### Exercise requirements:
Output a single figure: the number of lines in which the word "source" appears.

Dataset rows

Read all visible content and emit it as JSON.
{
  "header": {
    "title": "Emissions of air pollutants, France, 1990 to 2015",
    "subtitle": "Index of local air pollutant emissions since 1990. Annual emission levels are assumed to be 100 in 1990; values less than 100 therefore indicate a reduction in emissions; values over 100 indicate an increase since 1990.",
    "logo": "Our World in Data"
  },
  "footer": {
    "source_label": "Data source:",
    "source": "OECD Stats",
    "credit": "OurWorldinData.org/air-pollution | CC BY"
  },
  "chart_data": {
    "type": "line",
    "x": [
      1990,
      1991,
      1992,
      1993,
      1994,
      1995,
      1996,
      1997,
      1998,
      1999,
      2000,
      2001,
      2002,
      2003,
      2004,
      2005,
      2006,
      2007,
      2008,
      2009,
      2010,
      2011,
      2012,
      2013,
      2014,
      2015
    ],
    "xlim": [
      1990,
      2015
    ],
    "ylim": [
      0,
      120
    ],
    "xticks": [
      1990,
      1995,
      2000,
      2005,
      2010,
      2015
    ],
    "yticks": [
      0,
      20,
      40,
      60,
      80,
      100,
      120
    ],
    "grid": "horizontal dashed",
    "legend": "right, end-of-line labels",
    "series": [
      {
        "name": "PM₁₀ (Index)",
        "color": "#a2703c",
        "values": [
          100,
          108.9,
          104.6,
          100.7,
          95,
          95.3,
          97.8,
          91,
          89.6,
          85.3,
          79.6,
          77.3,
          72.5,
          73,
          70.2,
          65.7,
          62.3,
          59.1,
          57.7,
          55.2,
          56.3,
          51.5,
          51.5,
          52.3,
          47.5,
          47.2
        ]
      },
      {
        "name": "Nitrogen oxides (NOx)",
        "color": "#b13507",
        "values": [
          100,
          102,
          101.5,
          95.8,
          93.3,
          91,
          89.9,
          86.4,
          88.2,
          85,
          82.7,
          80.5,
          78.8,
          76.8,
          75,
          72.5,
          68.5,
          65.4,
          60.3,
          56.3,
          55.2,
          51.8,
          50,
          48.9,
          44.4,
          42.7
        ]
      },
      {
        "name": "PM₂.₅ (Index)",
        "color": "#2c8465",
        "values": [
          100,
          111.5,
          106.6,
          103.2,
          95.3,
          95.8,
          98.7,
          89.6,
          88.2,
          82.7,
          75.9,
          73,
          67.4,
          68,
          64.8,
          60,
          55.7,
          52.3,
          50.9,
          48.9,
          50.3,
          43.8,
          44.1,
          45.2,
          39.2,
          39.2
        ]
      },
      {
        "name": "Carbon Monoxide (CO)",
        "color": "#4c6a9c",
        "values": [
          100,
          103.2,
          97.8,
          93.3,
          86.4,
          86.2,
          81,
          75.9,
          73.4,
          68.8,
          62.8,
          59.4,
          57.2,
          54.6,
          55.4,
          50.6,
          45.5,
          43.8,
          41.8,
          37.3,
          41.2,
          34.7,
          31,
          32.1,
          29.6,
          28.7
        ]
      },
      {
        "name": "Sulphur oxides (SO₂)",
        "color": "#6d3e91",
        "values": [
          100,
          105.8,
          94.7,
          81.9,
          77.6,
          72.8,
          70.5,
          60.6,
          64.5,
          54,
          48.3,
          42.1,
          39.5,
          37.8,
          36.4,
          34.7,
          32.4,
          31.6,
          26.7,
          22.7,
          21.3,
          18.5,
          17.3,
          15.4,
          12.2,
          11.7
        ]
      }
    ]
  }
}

### Exercise answer:
2